AIM OF THE EXERCISE | Extract every record, keeping each one exactly as it is.

AVAILABLE DATA |
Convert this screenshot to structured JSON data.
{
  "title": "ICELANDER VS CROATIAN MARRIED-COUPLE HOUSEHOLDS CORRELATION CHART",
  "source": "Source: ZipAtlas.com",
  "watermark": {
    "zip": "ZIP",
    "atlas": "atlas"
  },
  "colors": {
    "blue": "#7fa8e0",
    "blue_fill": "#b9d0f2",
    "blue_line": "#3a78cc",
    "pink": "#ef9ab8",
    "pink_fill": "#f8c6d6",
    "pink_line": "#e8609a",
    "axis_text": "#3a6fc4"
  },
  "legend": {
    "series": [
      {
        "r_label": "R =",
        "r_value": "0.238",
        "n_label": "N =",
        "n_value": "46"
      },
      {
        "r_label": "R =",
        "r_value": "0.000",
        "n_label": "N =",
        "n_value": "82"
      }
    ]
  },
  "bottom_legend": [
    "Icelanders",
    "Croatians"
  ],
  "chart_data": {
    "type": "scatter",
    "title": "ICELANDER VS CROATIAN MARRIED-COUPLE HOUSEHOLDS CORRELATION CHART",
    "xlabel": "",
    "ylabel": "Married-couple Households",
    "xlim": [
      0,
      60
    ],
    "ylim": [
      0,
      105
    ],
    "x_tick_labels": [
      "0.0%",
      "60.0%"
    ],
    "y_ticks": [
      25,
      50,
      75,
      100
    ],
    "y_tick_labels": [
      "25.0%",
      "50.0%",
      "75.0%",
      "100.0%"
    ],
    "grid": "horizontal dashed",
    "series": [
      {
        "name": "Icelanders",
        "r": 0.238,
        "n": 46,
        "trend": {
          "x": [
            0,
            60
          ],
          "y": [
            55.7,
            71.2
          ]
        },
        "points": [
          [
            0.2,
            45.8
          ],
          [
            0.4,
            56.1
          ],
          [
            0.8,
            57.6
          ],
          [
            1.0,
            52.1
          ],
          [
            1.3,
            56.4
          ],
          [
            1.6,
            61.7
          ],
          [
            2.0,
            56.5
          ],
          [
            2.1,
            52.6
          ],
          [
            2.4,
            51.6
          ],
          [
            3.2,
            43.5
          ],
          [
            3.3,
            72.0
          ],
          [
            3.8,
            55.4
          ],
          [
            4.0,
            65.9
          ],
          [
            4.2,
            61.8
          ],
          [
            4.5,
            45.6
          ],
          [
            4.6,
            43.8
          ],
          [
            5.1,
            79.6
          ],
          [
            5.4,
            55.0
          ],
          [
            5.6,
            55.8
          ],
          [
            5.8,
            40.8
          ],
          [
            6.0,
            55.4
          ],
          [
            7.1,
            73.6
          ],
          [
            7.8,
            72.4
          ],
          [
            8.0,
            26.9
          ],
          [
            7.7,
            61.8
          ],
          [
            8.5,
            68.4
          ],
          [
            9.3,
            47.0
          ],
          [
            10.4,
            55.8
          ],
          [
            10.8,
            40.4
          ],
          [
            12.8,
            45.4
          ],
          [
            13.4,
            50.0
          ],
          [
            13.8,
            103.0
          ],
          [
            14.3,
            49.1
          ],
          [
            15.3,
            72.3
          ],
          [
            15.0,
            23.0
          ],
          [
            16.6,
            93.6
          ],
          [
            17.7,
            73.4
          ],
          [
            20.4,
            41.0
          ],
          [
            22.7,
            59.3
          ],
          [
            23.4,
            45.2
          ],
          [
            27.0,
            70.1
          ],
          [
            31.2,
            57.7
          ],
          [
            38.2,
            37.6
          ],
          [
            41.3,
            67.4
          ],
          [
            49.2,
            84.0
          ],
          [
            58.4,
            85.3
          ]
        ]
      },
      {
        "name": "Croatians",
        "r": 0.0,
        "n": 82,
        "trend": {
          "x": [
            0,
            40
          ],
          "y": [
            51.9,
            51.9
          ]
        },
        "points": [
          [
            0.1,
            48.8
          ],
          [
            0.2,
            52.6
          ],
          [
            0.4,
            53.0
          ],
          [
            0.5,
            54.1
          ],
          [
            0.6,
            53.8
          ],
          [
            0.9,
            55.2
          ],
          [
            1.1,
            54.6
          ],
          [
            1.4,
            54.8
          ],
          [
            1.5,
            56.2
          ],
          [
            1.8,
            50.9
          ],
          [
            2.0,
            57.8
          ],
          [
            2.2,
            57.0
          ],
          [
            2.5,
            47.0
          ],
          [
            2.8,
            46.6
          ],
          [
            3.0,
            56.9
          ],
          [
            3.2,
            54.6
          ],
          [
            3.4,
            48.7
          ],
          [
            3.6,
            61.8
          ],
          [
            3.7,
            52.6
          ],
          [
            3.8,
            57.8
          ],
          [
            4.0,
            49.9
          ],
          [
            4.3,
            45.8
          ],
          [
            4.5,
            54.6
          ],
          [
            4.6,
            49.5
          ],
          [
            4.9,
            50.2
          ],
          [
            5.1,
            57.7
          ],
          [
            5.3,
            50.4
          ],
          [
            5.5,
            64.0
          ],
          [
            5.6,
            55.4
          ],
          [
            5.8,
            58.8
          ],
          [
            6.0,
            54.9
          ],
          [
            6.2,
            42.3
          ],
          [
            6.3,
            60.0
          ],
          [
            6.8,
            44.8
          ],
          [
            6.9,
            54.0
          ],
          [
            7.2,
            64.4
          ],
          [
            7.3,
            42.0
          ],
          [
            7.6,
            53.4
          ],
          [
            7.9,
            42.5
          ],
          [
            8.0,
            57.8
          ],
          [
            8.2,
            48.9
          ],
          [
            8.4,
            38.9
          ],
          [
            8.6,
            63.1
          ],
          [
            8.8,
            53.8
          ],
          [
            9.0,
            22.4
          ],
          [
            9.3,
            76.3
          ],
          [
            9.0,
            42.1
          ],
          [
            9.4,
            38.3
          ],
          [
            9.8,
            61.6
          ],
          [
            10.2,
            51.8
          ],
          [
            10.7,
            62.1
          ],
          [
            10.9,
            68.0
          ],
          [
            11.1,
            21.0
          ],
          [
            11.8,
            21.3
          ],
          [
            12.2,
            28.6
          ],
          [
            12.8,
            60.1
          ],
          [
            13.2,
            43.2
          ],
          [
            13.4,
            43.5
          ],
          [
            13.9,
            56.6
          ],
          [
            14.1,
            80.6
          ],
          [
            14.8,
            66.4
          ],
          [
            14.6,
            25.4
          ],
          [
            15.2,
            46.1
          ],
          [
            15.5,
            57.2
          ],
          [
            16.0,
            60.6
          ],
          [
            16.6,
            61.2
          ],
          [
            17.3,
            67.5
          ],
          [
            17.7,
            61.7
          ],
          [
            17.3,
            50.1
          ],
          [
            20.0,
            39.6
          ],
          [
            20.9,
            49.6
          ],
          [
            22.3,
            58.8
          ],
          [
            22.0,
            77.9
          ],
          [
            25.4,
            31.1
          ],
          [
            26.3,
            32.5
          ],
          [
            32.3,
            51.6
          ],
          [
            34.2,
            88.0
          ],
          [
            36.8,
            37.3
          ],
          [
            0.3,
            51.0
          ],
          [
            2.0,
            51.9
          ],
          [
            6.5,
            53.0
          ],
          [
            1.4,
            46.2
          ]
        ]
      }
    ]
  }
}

RESULT OF THE TASK |
Convert this screenshot to structured JSON data.
{
  "title": "ICELANDER VS CROATIAN MARRIED-COUPLE HOUSEHOLDS CORRELATION CHART",
  "source": "Source: ZipAtlas.com",
  "watermark": {
    "zip": "ZIP",
    "atlas": "atlas"
  },
  "colors": {
    "blue": "#7fa8e0",
    "blue_fill": "#b9d0f2",
    "blue_line": "#3a78cc",
    "pink": "#ef9ab8",
    "pink_fill": "#f8c6d6",
    "pink_line": "#e8609a",
    "axis_text": "#3a6fc4"
  },
  "legend": {
    "series": [
      {
        "r_label": "R =",
        "r_value": "0.238",
        "n_label": "N =",
        "n_value": "46"
      },
      {
        "r_label": "R =",
        "r_value": "0.000",
        "n_label": "N =",
        "n_value": "82"
      }
    ]
  },
  "bottom_legend": [
    "Icelanders",
    "Croatians"
  ],
  "chart_data": {
    "type": "scatter",
    "title": "ICELANDER VS CROATIAN MARRIED-COUPLE HOUSEHOLDS CORRELATION CHART",
    "xlabel": "",
    "ylabel": "Married-couple Households",
    "xlim": [
      0,
      60
    ],
    "ylim": [
      0,
      105
    ],
    "x_tick_labels": [
      "0.0%",
      "60.0%"
    ],
    "y_ticks": [
      25,
      50,
      75,
      100
    ],
    "y_tick_labels": [
      "25.0%",
      "50.0%",
      "75.0%",
      "100.0%"
    ],
    "grid": "horizontal dashed",
    "series": [
      {
        "name": "Icelanders",
        "r": 0.238,
        "n": 46,
        "trend": {
          "x": [
            0,
            60
          ],
          "y": [
            55.7,
            71.2
          ]
        },
        "points": [
          [
            0.2,
            45.8
          ],
          [
            0.4,
            56.1
          ],
          [
            0.8,
            57.6
          ],
          [
            1.0,
            52.1
          ],
          [
            1.3,
            56.4
          ],
          [
            1.6,
            61.7
          ],
          [
            2.0,
            56.5
          ],
          [
            2.1,
            52.6
          ],
          [
            2.4,
            51.6
          ],
          [
            3.2,
            43.5
          ],
          [
            3.3,
            72.0
          ],
          [
            3.8,
            55.4
          ],
          [
            4.0,
            65.9
          ],
          [
            4.2,
            61.8
          ],
          [
            4.5,
            45.6
          ],
          [
            4.6,
            43.8
          ],
          [
            5.1,
            79.6
          ],
          [
            5.4,
            55.0
          ],
          [
            5.6,
            55.8
          ],
          [
            5.8,
            40.8
          ],
          [
            6.0,
            55.4
          ],
          [
            7.1,
            73.6
          ],
          [
            7.8,
            72.4
          ],
          [
            8.0,
            26.9
          ],
          [
            7.7,
            61.8
          ],
          [
            8.5,
            68.4
          ],
          [
            9.3,
            47.0
          ],
          [
            10.4,
            55.8
          ],
          [
            10.8,
            40.4
          ],
          [
            12.8,
            45.4
          ],
          [
            13.4,
            50.0
          ],
          [
            13.8,
            103.0
          ],
          [
            14.3,
            49.1
          ],
          [
            15.3,
            72.3
          ],
          [
            15.0,
            23.0
          ],
          [
            16.6,
            93.6
          ],
          [
            17.7,
            73.4
          ],
          [
            20.4,
            41.0
          ],
          [
            22.7,
            59.3
          ],
          [
            23.4,
            45.2
          ],
          [
            27.0,
            70.1
          ],
          [
            31.2,
            57.7
          ],
          [
            38.2,
            37.6
          ],
          [
            41.3,
            67.4
          ],
          [
            49.2,
            84.0
          ],
          [
            58.4,
            85.3
          ]
        ]
      },
      {
        "name": "Croatians",
        "r": 0.0,
        "n": 82,
        "trend": {
          "x": [
            0,
            40
          ],
          "y": [
            51.9,
            51.9
          ]
        },
        "points": [
          [
            0.1,
            48.8
          ],
          [
            0.2,
            52.6
          ],
          [
            0.4,
            53.0
          ],
          [
            0.5,
            54.1
          ],
          [
            0.6,
            53.8
          ],
          [
            0.9,
            55.2
          ],
          [
            1.1,
            54.6
          ],
          [
            1.4,
            54.8
          ],
          [
            1.5,
            56.2
          ],
          [
            1.8,
            50.9
          ],
          [
            2.0,
            57.8
          ],
          [
            2.2,
            57.0
          ],
          [
            2.5,
            47.0
          ],
          [
            2.8,
            46.6
          ],
          [
            3.0,
            56.9
          ],
          [
            3.2,
            54.6
          ],
          [
            3.4,
            48.7
          ],
          [
            3.6,
            61.8
          ],
          [
            3.7,
            52.6
          ],
          [
            3.8,
            57.8
          ],
          [
            4.0,
            49.9
          ],
          [
            4.3,
            45.8
          ],
          [
            4.5,
            54.6
          ],
          [
            4.6,
            49.5
          ],
          [
            4.9,
            50.2
          ],
          [
            5.1,
            57.7
          ],
          [
            5.3,
            50.4
          ],
          [
            5.5,
            64.0
          ],
          [
            5.6,
            55.4
          ],
          [
            5.8,
            58.8
          ],
          [
            6.0,
            54.9
          ],
          [
            6.2,
            42.3
          ],
          [
            6.3,
            60.0
          ],
          [
            6.8,
            44.8
          ],
          [
            6.9,
            54.0
          ],
          [
            7.2,
            64.4
          ],
          [
            7.3,
            42.0
          ],
          [
            7.6,
            53.4
          ],
          [
            7.9,
            42.5
          ],
          [
            8.0,
            57.8
          ],
          [
            8.2,
            48.9
          ],
          [
            8.4,
            38.9
          ],
          [
            8.6,
            63.1
          ],
          [
            8.8,
            53.8
          ],
          [
            9.0,
            22.4
          ],
          [
            9.3,
            76.3
          ],
          [
            9.0,
            42.1
          ],
          [
            9.4,
            38.3
          ],
          [
            9.8,
            61.6
          ],
          [
            10.2,
            51.8
          ],
          [
            10.7,
            62.1
          ],
          [
            10.9,
            68.0
          ],
          [
            11.1,
            21.0
          ],
          [
            11.8,
            21.3
          ],
          [
            12.2,
            28.6
          ],
          [
            12.8,
            60.1
          ],
          [
            13.2,
            43.2
          ],
          [
            13.4,
            43.5
          ],
          [
            13.9,
            56.6
          ],
          [
            14.1,
            80.6
          ],
          [
            14.8,
            66.4
          ],
          [
            14.6,
            25.4
          ],
          [
            15.2,
            46.1
          ],
          [
            15.5,
            57.2
          ],
          [
            16.0,
            60.6
          ],
          [
            16.6,
            61.2
          ],
          [
            17.3,
            67.5
          ],
          [
            17.7,
            61.7
          ],
          [
            17.3,
            50.1
          ],
          [
            20.0,
            39.6
          ],
          [
            20.9,
            49.6
          ],
          [
            22.3,
            58.8
          ],
          [
            22.0,
            77.9
          ],
          [
            25.4,
            31.1
          ],
          [
            26.3,
            32.5
          ],
          [
            32.3,
            51.6
          ],
          [
            34.2,
            88.0
          ],
          [
            36.8,
            37.3
          ],
          [
            0.3,
            51.0
          ],
          [
            2.0,
            51.9
          ],
          [
            6.5,
            53.0
          ],
          [
            1.4,
            46.2
          ]
        ]
      }
    ]
  }
}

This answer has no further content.